**Goal of the exercise**
Word for word, repeat the entries, minus the pictures.

====== Information supplied ======

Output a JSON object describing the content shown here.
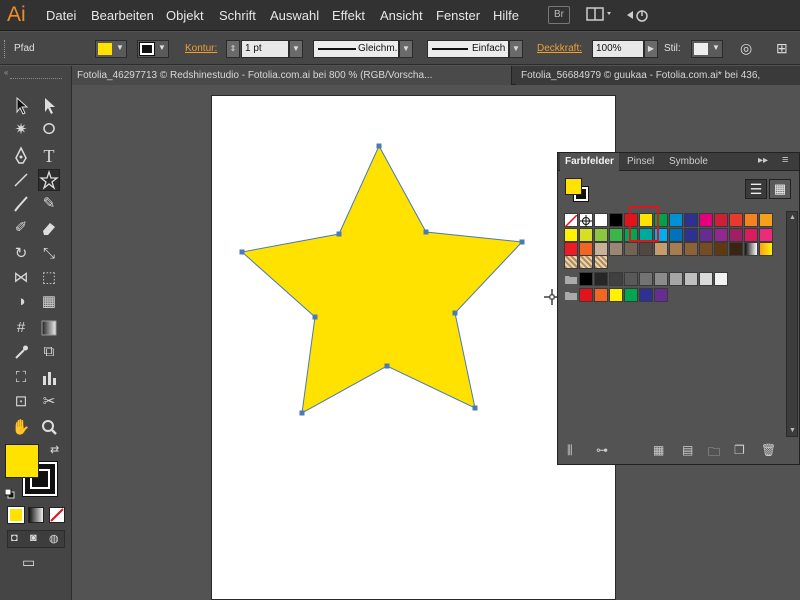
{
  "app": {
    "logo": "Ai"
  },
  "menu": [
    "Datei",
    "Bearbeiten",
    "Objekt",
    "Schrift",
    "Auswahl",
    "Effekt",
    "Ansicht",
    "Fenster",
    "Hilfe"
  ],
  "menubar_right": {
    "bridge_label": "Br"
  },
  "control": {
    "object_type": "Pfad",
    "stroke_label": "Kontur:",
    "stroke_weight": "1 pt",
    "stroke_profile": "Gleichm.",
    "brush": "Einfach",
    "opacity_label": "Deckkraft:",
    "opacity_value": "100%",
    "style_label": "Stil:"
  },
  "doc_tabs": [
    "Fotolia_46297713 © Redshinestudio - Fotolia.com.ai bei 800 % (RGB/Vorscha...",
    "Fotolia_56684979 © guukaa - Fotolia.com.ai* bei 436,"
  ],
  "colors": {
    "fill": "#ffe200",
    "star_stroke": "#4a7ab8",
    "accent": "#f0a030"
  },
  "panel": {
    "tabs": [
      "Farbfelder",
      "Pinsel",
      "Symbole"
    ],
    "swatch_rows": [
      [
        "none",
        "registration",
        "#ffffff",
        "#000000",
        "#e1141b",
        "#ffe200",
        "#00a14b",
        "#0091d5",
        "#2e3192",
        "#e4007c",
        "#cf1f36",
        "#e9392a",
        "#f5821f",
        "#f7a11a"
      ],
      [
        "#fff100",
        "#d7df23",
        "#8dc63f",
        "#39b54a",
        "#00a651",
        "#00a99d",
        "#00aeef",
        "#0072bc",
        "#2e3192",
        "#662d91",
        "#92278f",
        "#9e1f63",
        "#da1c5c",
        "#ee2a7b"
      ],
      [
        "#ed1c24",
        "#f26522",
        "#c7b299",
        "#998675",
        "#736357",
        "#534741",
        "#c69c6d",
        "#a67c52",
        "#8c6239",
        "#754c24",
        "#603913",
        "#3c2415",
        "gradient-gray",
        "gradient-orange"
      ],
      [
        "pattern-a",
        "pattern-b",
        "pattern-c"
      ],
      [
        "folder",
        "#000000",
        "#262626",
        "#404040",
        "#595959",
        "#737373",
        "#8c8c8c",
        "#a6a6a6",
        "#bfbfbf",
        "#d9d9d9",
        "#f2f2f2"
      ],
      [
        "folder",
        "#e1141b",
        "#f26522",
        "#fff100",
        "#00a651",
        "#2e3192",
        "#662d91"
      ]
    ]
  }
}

======

**Complete output**
Output a JSON object describing the content shown here.
{
  "app": {
    "logo": "Ai"
  },
  "menu": [
    "Datei",
    "Bearbeiten",
    "Objekt",
    "Schrift",
    "Auswahl",
    "Effekt",
    "Ansicht",
    "Fenster",
    "Hilfe"
  ],
  "menubar_right": {
    "bridge_label": "Br"
  },
  "control": {
    "object_type": "Pfad",
    "stroke_label": "Kontur:",
    "stroke_weight": "1 pt",
    "stroke_profile": "Gleichm.",
    "brush": "Einfach",
    "opacity_label": "Deckkraft:",
    "opacity_value": "100%",
    "style_label": "Stil:"
  },
  "doc_tabs": [
    "Fotolia_46297713 © Redshinestudio - Fotolia.com.ai bei 800 % (RGB/Vorscha...",
    "Fotolia_56684979 © guukaa - Fotolia.com.ai* bei 436,"
  ],
  "colors": {
    "fill": "#ffe200",
    "star_stroke": "#4a7ab8",
    "accent": "#f0a030"
  },
  "panel": {
    "tabs": [
      "Farbfelder",
      "Pinsel",
      "Symbole"
    ],
    "swatch_rows": [
      [
        "none",
        "registration",
        "#ffffff",
        "#000000",
        "#e1141b",
        "#ffe200",
        "#00a14b",
        "#0091d5",
        "#2e3192",
        "#e4007c",
        "#cf1f36",
        "#e9392a",
        "#f5821f",
        "#f7a11a"
      ],
      [
        "#fff100",
        "#d7df23",
        "#8dc63f",
        "#39b54a",
        "#00a651",
        "#00a99d",
        "#00aeef",
        "#0072bc",
        "#2e3192",
        "#662d91",
        "#92278f",
        "#9e1f63",
        "#da1c5c",
        "#ee2a7b"
      ],
      [
        "#ed1c24",
        "#f26522",
        "#c7b299",
        "#998675",
        "#736357",
        "#534741",
        "#c69c6d",
        "#a67c52",
        "#8c6239",
        "#754c24",
        "#603913",
        "#3c2415",
        "gradient-gray",
        "gradient-orange"
      ],
      [
        "pattern-a",
        "pattern-b",
        "pattern-c"
      ],
      [
        "folder",
        "#000000",
        "#262626",
        "#404040",
        "#595959",
        "#737373",
        "#8c8c8c",
        "#a6a6a6",
        "#bfbfbf",
        "#d9d9d9",
        "#f2f2f2"
      ],
      [
        "folder",
        "#e1141b",
        "#f26522",
        "#fff100",
        "#00a651",
        "#2e3192",
        "#662d91"
      ]
    ]
  }
}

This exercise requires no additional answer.